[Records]
>> START

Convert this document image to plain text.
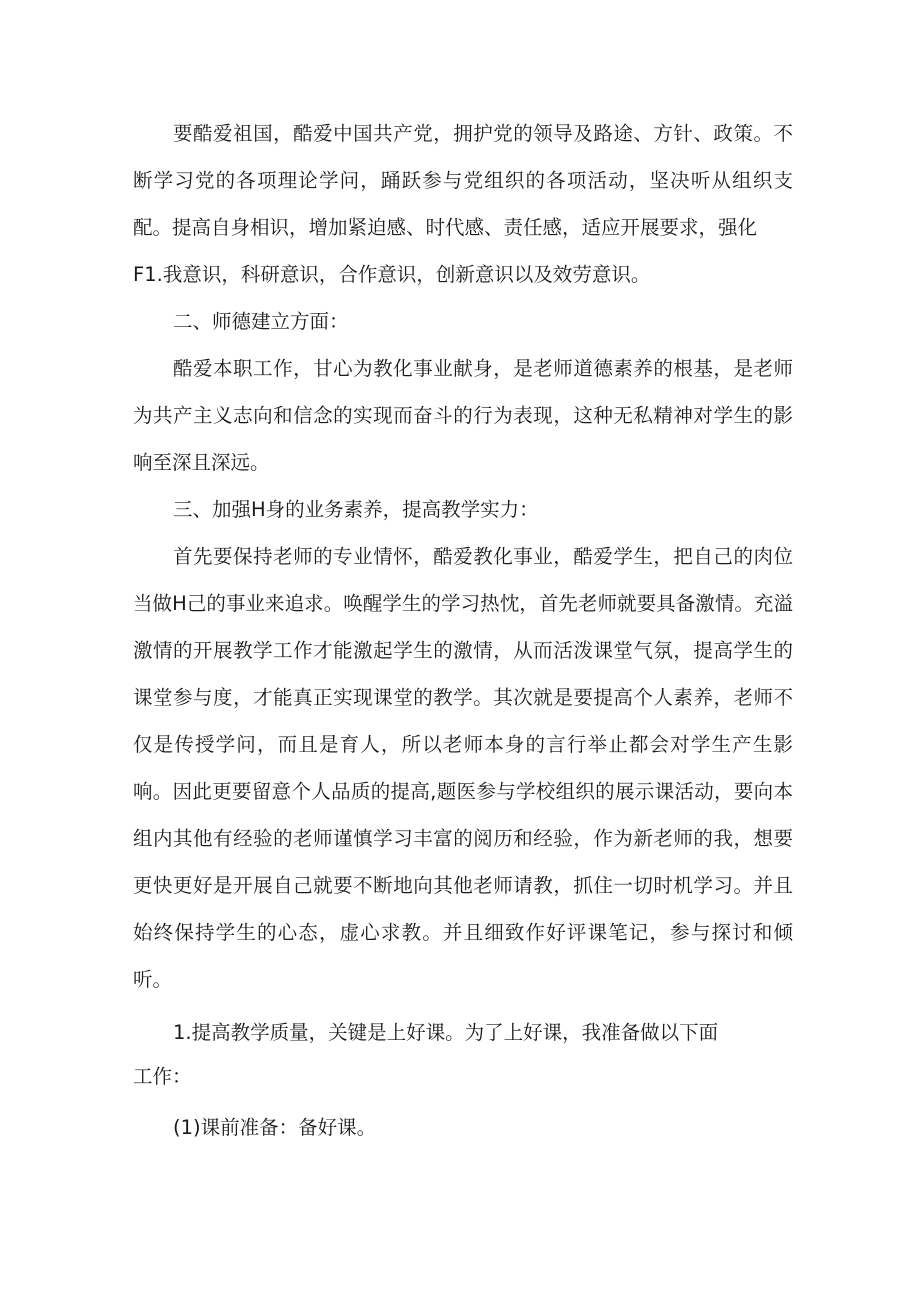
要酷爱祖国，酷爱中国共产党，拥护党的领导及路途、方针、政策。不断学习党的各项理论学问，踊跃参与党组织的各项活动，坚决听从组织支配。提高自身相识，增加紧迫感、时代感、责任感，适应开展要求，强化

F1.我意识，科研意识，合作意识，创新意识以及效劳意识。
二、师德建立方面：

酷爱本职工作，甘心为教化事业献身，是老师道德素养的根基，是老师为共产主义志向和信念的实现而奋斗的行为表现，这种无私精神对学生的影响至深且深远。

三、加强H身的业务素养，提高教学实力：

首先要保持老师的专业情怀，酷爱教化事业，酷爱学生，把自己的肉位当做H己的事业来追求。唤醒学生的学习热忱，首先老师就要具备激情。充溢激情的开展教学工作才能激起学生的激情，从而活泼课堂气氛，提高学生的课堂参与度，才能真正实现课堂的教学。其次就是要提高个人素养，老师不仅是传授学问，而且是育人，所以老师本身的言行举止都会对学生产生影响。因此更要留意个人品质的提高,题医参与学校组织的展示课活动，要向本组内其他有经验的老师谨慎学习丰富的阅历和经验，作为新老师的我，想要更快更好是开展自己就要不断地向其他老师请教，抓住一切时机学习。并且始终保持学生的心态，虚心求教。并且细致作好评课笔记，参与探讨和倾听。

1.提高教学质量，关键是上好课。为了上好课，我准备做以下面
工作：
(1)课前准备：备好课。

>> END

Return to the listing above and set it down exactly, leaving out its pictures.

◆ **ANSWER FOR THIS EXERCISE**
Convert this document image to plain text.
要酷爱祖国，酷爱中国共产党，拥护党的领导及路途、方针、政策。不断学习党的各项理论学问，踊跃参与党组织的各项活动，坚决听从组织支配。提高自身相识，增加紧迫感、时代感、责任感，适应开展要求，强化

F1.我意识，科研意识，合作意识，创新意识以及效劳意识。
二、师德建立方面：

酷爱本职工作，甘心为教化事业献身，是老师道德素养的根基，是老师为共产主义志向和信念的实现而奋斗的行为表现，这种无私精神对学生的影响至深且深远。

三、加强H身的业务素养，提高教学实力：

首先要保持老师的专业情怀，酷爱教化事业，酷爱学生，把自己的肉位当做H己的事业来追求。唤醒学生的学习热忱，首先老师就要具备激情。充溢激情的开展教学工作才能激起学生的激情，从而活泼课堂气氛，提高学生的课堂参与度，才能真正实现课堂的教学。其次就是要提高个人素养，老师不仅是传授学问，而且是育人，所以老师本身的言行举止都会对学生产生影响。因此更要留意个人品质的提高,题医参与学校组织的展示课活动，要向本组内其他有经验的老师谨慎学习丰富的阅历和经验，作为新老师的我，想要更快更好是开展自己就要不断地向其他老师请教，抓住一切时机学习。并且始终保持学生的心态，虚心求教。并且细致作好评课笔记，参与探讨和倾听。

1.提高教学质量，关键是上好课。为了上好课，我准备做以下面
工作：
(1)课前准备：备好课。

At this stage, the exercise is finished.